Do not include the pictures; repeat the rest of the data exactly.

── Data in this exercise ──

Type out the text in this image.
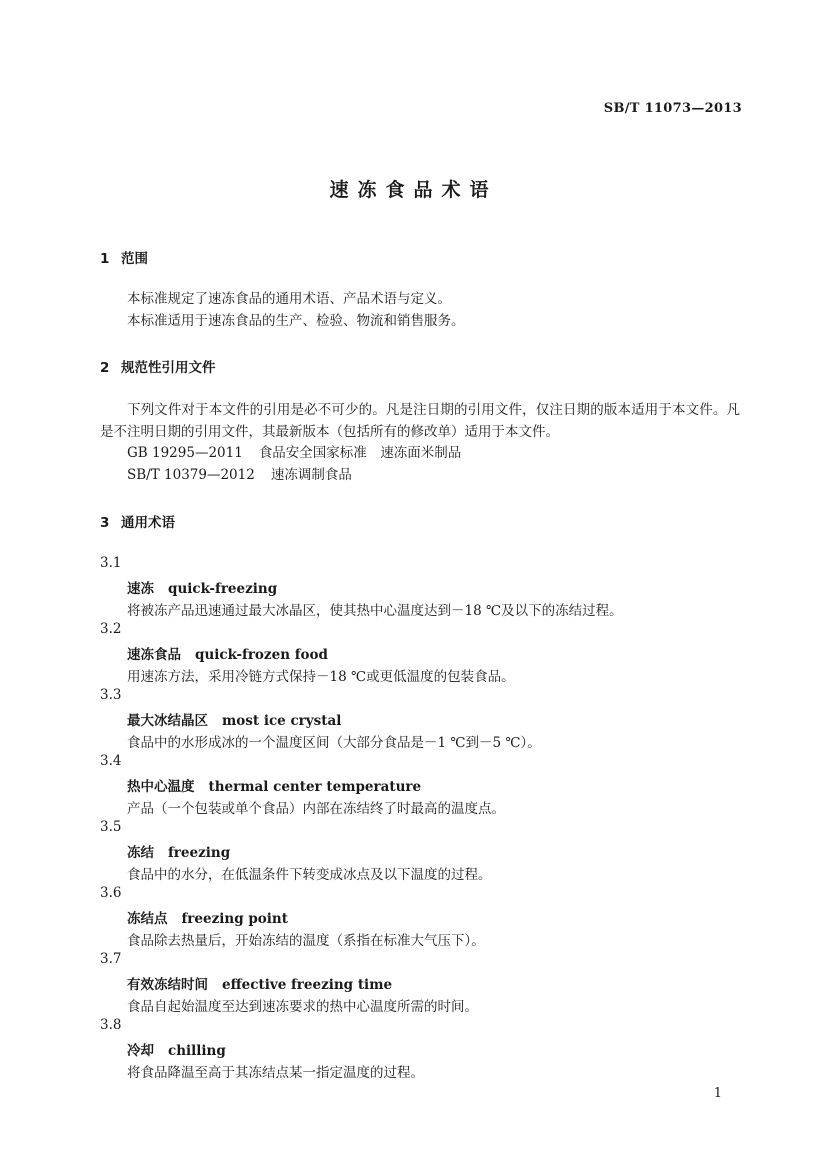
SB/T 11073—2013
速冻食品术语
1 范围
本标准规定了速冻食品的通用术语、产品术语与定义。
本标准适用于速冻食品的生产、检验、物流和销售服务。
2 规范性引用文件
下列文件对于本文件的引用是必不可少的。凡是注日期的引用文件，仅注日期的版本适用于本文件。凡是不注明日期的引用文件，其最新版本（包括所有的修改单）适用于本文件。
GB 19295—2011 食品安全国家标准　速冻面米制品
SB/T 10379—2012 速冻调制食品
3 通用术语
3.1
速冻 quick-freezing
将被冻产品迅速通过最大冰晶区，使其热中心温度达到－18 ℃及以下的冻结过程。
3.2
速冻食品 quick-frozen food
用速冻方法，采用冷链方式保持－18 ℃或更低温度的包装食品。
3.3
最大冰结晶区 most ice crystal
食品中的水形成冰的一个温度区间（大部分食品是－1 ℃到－5 ℃）。
3.4
热中心温度 thermal center temperature
产品（一个包装或单个食品）内部在冻结终了时最高的温度点。
3.5
冻结 freezing
食品中的水分，在低温条件下转变成冰点及以下温度的过程。
3.6
冻结点 freezing point
食品除去热量后，开始冻结的温度（系指在标准大气压下）。
3.7
有效冻结时间 effective freezing time
食品自起始温度至达到速冻要求的热中心温度所需的时间。
3.8
冷却 chilling
将食品降温至高于其冻结点某一指定温度的过程。
1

───

• **Written answer**
Type out the text in this image.
SB/T 11073—2013
速冻食品术语
1 范围
本标准规定了速冻食品的通用术语、产品术语与定义。
本标准适用于速冻食品的生产、检验、物流和销售服务。
2 规范性引用文件
下列文件对于本文件的引用是必不可少的。凡是注日期的引用文件，仅注日期的版本适用于本文件。凡是不注明日期的引用文件，其最新版本（包括所有的修改单）适用于本文件。
GB 19295—2011 食品安全国家标准　速冻面米制品
SB/T 10379—2012 速冻调制食品
3 通用术语
3.1
速冻 quick-freezing
将被冻产品迅速通过最大冰晶区，使其热中心温度达到－18 ℃及以下的冻结过程。
3.2
速冻食品 quick-frozen food
用速冻方法，采用冷链方式保持－18 ℃或更低温度的包装食品。
3.3
最大冰结晶区 most ice crystal
食品中的水形成冰的一个温度区间（大部分食品是－1 ℃到－5 ℃）。
3.4
热中心温度 thermal center temperature
产品（一个包装或单个食品）内部在冻结终了时最高的温度点。
3.5
冻结 freezing
食品中的水分，在低温条件下转变成冰点及以下温度的过程。
3.6
冻结点 freezing point
食品除去热量后，开始冻结的温度（系指在标准大气压下）。
3.7
有效冻结时间 effective freezing time
食品自起始温度至达到速冻要求的热中心温度所需的时间。
3.8
冷却 chilling
将食品降温至高于其冻结点某一指定温度的过程。
1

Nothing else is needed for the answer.